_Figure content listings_
******
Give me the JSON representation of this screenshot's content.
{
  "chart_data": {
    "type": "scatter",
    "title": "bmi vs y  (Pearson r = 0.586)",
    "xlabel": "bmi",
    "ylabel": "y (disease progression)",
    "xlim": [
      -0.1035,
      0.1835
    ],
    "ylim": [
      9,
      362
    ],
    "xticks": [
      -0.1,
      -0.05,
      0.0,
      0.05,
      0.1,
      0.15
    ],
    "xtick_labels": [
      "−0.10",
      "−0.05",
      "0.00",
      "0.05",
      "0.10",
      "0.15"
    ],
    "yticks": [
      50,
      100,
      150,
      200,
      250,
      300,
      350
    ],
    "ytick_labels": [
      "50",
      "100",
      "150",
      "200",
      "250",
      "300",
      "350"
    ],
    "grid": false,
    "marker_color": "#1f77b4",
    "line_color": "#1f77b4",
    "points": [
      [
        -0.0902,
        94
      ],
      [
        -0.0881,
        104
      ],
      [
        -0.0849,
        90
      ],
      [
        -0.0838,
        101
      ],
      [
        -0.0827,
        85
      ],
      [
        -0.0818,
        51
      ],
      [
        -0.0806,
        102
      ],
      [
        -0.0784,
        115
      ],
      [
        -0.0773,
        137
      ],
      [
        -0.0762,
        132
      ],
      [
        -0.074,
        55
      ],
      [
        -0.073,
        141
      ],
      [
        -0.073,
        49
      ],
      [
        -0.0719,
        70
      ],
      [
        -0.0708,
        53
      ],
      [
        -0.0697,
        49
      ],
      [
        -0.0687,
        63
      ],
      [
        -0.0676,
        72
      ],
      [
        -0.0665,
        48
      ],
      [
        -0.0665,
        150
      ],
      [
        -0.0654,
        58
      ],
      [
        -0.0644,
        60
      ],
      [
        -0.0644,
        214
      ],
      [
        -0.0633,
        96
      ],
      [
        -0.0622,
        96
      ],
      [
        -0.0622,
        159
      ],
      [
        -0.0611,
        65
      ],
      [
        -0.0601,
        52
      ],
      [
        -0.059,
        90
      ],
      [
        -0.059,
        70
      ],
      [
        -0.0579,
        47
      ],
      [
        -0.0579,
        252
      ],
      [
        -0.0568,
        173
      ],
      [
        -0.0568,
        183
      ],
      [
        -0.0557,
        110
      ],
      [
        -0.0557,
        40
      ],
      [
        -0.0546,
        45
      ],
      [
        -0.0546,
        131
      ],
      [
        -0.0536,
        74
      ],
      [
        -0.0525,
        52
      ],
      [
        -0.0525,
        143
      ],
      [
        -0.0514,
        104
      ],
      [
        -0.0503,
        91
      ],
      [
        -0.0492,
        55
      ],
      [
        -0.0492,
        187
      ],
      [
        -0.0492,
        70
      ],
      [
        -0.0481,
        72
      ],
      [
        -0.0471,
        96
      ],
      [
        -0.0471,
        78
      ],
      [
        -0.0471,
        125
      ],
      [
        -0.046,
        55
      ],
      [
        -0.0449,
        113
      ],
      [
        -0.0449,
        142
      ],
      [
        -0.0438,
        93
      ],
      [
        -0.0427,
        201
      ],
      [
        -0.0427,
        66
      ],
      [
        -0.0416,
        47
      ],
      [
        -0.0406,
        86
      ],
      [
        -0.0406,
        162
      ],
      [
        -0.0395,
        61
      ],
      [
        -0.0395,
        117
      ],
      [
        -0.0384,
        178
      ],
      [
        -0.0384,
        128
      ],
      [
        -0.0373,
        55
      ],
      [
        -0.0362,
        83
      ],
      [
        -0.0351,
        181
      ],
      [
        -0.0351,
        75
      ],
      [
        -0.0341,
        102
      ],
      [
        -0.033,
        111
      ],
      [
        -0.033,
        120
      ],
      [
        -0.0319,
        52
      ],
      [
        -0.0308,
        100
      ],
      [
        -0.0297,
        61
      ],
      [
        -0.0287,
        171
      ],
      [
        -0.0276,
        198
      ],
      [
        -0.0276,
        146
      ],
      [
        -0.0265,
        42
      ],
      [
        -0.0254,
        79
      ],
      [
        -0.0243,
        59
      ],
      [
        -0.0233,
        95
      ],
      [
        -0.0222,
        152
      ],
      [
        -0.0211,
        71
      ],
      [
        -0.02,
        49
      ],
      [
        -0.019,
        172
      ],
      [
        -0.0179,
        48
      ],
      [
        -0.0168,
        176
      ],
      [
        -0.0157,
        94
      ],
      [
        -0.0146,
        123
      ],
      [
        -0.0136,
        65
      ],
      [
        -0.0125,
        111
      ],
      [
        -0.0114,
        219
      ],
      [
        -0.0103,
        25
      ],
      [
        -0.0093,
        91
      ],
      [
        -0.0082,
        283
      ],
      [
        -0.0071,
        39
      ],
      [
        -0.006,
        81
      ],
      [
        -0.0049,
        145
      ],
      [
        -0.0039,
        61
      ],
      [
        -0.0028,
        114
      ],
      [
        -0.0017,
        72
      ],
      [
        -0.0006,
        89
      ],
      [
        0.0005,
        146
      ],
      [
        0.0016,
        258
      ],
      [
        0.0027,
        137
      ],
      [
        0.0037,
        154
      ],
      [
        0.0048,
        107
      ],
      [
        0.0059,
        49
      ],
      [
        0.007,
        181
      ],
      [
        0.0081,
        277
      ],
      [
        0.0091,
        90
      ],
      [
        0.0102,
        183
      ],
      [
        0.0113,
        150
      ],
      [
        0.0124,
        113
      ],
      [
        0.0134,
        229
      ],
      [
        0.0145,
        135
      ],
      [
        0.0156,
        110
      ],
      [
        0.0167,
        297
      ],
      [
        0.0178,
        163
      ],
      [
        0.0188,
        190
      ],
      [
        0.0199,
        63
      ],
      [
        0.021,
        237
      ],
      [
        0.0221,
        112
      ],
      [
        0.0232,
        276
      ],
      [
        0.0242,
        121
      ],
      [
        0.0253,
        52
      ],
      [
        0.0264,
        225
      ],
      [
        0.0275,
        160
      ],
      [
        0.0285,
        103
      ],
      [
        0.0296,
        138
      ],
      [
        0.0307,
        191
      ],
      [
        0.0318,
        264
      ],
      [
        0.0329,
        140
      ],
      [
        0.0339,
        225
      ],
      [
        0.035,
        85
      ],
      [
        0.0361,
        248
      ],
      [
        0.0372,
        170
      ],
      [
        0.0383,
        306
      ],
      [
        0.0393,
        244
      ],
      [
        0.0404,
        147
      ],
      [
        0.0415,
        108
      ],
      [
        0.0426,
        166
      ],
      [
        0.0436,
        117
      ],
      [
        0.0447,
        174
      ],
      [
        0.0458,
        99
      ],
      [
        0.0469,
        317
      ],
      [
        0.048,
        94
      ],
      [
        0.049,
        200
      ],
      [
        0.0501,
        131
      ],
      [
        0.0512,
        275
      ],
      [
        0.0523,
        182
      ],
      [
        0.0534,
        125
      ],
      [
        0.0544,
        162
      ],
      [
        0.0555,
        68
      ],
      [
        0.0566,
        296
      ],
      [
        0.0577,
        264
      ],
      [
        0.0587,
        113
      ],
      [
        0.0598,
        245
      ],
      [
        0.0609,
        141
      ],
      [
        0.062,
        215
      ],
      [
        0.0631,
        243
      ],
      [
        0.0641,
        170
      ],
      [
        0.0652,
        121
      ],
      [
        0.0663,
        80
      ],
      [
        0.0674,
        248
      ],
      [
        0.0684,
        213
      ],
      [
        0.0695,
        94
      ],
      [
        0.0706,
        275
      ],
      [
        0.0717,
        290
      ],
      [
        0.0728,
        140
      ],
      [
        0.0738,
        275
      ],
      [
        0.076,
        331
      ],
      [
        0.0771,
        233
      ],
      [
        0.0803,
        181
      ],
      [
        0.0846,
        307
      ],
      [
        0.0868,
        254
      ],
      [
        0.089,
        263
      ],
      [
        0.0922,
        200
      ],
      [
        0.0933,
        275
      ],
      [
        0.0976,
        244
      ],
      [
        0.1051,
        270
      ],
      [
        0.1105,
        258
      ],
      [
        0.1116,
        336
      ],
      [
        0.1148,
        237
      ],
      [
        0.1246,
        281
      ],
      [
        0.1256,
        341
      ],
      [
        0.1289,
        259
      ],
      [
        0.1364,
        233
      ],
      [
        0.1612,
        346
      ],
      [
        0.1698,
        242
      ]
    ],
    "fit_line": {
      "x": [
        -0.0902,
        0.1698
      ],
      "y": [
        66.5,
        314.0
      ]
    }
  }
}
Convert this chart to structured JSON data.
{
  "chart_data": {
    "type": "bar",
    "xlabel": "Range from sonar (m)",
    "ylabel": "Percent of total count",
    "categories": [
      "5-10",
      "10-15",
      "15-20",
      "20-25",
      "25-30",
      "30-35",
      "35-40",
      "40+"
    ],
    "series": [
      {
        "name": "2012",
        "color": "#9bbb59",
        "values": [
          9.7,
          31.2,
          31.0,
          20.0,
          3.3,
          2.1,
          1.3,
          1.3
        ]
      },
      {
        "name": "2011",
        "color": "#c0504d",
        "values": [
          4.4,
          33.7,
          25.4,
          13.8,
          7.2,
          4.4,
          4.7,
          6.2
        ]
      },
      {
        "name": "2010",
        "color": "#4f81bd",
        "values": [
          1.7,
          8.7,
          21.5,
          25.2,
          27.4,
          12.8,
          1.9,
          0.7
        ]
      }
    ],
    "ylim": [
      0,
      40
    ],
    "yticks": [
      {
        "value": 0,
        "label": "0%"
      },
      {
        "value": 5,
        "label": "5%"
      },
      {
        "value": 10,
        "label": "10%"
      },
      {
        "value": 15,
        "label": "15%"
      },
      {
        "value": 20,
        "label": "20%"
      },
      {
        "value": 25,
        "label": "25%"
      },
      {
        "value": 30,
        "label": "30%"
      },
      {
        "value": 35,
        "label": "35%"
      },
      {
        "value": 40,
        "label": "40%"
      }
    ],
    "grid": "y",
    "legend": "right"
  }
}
******
_Written task_
Go through the records and pull out each line that includes the word "ylabel".

_Solved exercise_
    "ylabel": "y (disease progression)",
    "ylabel": "Percent of total count",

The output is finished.